• **TASK DATA**:
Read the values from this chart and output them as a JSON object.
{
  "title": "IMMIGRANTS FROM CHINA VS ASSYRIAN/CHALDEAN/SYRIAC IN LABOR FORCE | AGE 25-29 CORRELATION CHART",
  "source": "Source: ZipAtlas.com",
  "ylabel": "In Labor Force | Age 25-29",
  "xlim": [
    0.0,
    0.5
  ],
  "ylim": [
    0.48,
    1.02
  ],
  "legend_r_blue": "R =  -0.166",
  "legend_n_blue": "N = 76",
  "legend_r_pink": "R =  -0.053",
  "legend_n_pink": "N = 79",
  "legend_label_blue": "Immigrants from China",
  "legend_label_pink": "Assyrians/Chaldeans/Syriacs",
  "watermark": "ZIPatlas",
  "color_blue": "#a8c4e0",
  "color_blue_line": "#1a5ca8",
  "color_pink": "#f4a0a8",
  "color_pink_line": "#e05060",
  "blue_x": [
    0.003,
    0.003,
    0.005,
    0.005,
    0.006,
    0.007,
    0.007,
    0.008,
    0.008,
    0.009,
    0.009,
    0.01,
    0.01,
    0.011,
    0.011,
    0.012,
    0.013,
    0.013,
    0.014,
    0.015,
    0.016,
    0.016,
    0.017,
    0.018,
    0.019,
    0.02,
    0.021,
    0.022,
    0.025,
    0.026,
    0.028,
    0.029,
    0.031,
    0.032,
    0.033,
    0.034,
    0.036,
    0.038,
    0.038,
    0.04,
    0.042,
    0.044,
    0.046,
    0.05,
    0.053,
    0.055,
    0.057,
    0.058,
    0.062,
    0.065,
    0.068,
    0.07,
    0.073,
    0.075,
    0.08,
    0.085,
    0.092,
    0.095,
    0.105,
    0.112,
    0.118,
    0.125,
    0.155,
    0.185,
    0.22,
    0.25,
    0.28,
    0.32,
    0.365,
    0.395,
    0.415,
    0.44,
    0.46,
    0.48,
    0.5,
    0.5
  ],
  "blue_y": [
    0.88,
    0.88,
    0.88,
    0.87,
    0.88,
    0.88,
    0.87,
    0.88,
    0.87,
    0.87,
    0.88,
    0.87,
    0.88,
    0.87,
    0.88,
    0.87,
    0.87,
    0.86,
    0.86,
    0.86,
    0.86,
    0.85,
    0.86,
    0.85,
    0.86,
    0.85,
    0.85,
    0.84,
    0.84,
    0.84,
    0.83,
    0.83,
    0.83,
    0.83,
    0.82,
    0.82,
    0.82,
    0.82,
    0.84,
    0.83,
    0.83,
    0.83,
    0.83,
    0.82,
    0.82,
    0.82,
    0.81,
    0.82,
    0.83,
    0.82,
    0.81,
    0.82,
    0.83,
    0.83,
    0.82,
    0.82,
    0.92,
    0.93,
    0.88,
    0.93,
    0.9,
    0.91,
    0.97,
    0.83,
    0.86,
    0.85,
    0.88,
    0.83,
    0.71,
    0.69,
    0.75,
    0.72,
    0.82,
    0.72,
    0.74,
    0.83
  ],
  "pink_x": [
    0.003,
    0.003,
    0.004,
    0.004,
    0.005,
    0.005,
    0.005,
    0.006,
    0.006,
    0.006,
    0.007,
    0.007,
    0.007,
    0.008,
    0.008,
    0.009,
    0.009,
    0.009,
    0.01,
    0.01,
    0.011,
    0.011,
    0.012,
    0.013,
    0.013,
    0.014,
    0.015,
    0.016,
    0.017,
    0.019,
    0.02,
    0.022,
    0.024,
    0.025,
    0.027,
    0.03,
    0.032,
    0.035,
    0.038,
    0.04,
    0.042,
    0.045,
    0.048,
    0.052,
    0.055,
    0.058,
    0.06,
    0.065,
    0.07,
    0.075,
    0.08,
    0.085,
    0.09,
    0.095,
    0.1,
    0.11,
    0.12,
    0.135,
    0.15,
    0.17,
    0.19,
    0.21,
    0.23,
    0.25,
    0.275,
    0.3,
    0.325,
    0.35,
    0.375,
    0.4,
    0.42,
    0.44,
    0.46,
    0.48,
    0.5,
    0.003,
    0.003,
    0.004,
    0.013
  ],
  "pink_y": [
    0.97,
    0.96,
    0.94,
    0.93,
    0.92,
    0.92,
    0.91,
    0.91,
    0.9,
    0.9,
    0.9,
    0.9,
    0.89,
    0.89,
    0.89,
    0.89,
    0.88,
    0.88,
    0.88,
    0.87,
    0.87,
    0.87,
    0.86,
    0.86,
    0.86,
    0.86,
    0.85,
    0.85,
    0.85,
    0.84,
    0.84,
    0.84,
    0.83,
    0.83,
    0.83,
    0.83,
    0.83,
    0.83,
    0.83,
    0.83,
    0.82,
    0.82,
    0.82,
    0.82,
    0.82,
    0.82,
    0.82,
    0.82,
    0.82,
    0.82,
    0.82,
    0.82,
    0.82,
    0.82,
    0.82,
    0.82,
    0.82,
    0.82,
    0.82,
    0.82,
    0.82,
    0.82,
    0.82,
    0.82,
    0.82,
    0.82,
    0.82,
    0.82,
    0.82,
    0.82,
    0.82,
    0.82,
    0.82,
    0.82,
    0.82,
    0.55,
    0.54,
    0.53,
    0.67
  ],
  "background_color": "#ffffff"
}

• **TO DO**:
Quote every line of the data, word for word.

• **THE COMPLETED TASK**:
Read the values from this chart and output them as a JSON object.
{
  "title": "IMMIGRANTS FROM CHINA VS ASSYRIAN/CHALDEAN/SYRIAC IN LABOR FORCE | AGE 25-29 CORRELATION CHART",
  "source": "Source: ZipAtlas.com",
  "ylabel": "In Labor Force | Age 25-29",
  "xlim": [
    0.0,
    0.5
  ],
  "ylim": [
    0.48,
    1.02
  ],
  "legend_r_blue": "R =  -0.166",
  "legend_n_blue": "N = 76",
  "legend_r_pink": "R =  -0.053",
  "legend_n_pink": "N = 79",
  "legend_label_blue": "Immigrants from China",
  "legend_label_pink": "Assyrians/Chaldeans/Syriacs",
  "watermark": "ZIPatlas",
  "color_blue": "#a8c4e0",
  "color_blue_line": "#1a5ca8",
  "color_pink": "#f4a0a8",
  "color_pink_line": "#e05060",
  "blue_x": [
    0.003,
    0.003,
    0.005,
    0.005,
    0.006,
    0.007,
    0.007,
    0.008,
    0.008,
    0.009,
    0.009,
    0.01,
    0.01,
    0.011,
    0.011,
    0.012,
    0.013,
    0.013,
    0.014,
    0.015,
    0.016,
    0.016,
    0.017,
    0.018,
    0.019,
    0.02,
    0.021,
    0.022,
    0.025,
    0.026,
    0.028,
    0.029,
    0.031,
    0.032,
    0.033,
    0.034,
    0.036,
    0.038,
    0.038,
    0.04,
    0.042,
    0.044,
    0.046,
    0.05,
    0.053,
    0.055,
    0.057,
    0.058,
    0.062,
    0.065,
    0.068,
    0.07,
    0.073,
    0.075,
    0.08,
    0.085,
    0.092,
    0.095,
    0.105,
    0.112,
    0.118,
    0.125,
    0.155,
    0.185,
    0.22,
    0.25,
    0.28,
    0.32,
    0.365,
    0.395,
    0.415,
    0.44,
    0.46,
    0.48,
    0.5,
    0.5
  ],
  "blue_y": [
    0.88,
    0.88,
    0.88,
    0.87,
    0.88,
    0.88,
    0.87,
    0.88,
    0.87,
    0.87,
    0.88,
    0.87,
    0.88,
    0.87,
    0.88,
    0.87,
    0.87,
    0.86,
    0.86,
    0.86,
    0.86,
    0.85,
    0.86,
    0.85,
    0.86,
    0.85,
    0.85,
    0.84,
    0.84,
    0.84,
    0.83,
    0.83,
    0.83,
    0.83,
    0.82,
    0.82,
    0.82,
    0.82,
    0.84,
    0.83,
    0.83,
    0.83,
    0.83,
    0.82,
    0.82,
    0.82,
    0.81,
    0.82,
    0.83,
    0.82,
    0.81,
    0.82,
    0.83,
    0.83,
    0.82,
    0.82,
    0.92,
    0.93,
    0.88,
    0.93,
    0.9,
    0.91,
    0.97,
    0.83,
    0.86,
    0.85,
    0.88,
    0.83,
    0.71,
    0.69,
    0.75,
    0.72,
    0.82,
    0.72,
    0.74,
    0.83
  ],
  "pink_x": [
    0.003,
    0.003,
    0.004,
    0.004,
    0.005,
    0.005,
    0.005,
    0.006,
    0.006,
    0.006,
    0.007,
    0.007,
    0.007,
    0.008,
    0.008,
    0.009,
    0.009,
    0.009,
    0.01,
    0.01,
    0.011,
    0.011,
    0.012,
    0.013,
    0.013,
    0.014,
    0.015,
    0.016,
    0.017,
    0.019,
    0.02,
    0.022,
    0.024,
    0.025,
    0.027,
    0.03,
    0.032,
    0.035,
    0.038,
    0.04,
    0.042,
    0.045,
    0.048,
    0.052,
    0.055,
    0.058,
    0.06,
    0.065,
    0.07,
    0.075,
    0.08,
    0.085,
    0.09,
    0.095,
    0.1,
    0.11,
    0.12,
    0.135,
    0.15,
    0.17,
    0.19,
    0.21,
    0.23,
    0.25,
    0.275,
    0.3,
    0.325,
    0.35,
    0.375,
    0.4,
    0.42,
    0.44,
    0.46,
    0.48,
    0.5,
    0.003,
    0.003,
    0.004,
    0.013
  ],
  "pink_y": [
    0.97,
    0.96,
    0.94,
    0.93,
    0.92,
    0.92,
    0.91,
    0.91,
    0.9,
    0.9,
    0.9,
    0.9,
    0.89,
    0.89,
    0.89,
    0.89,
    0.88,
    0.88,
    0.88,
    0.87,
    0.87,
    0.87,
    0.86,
    0.86,
    0.86,
    0.86,
    0.85,
    0.85,
    0.85,
    0.84,
    0.84,
    0.84,
    0.83,
    0.83,
    0.83,
    0.83,
    0.83,
    0.83,
    0.83,
    0.83,
    0.82,
    0.82,
    0.82,
    0.82,
    0.82,
    0.82,
    0.82,
    0.82,
    0.82,
    0.82,
    0.82,
    0.82,
    0.82,
    0.82,
    0.82,
    0.82,
    0.82,
    0.82,
    0.82,
    0.82,
    0.82,
    0.82,
    0.82,
    0.82,
    0.82,
    0.82,
    0.82,
    0.82,
    0.82,
    0.82,
    0.82,
    0.82,
    0.82,
    0.82,
    0.82,
    0.55,
    0.54,
    0.53,
    0.67
  ],
  "background_color": "#ffffff"
}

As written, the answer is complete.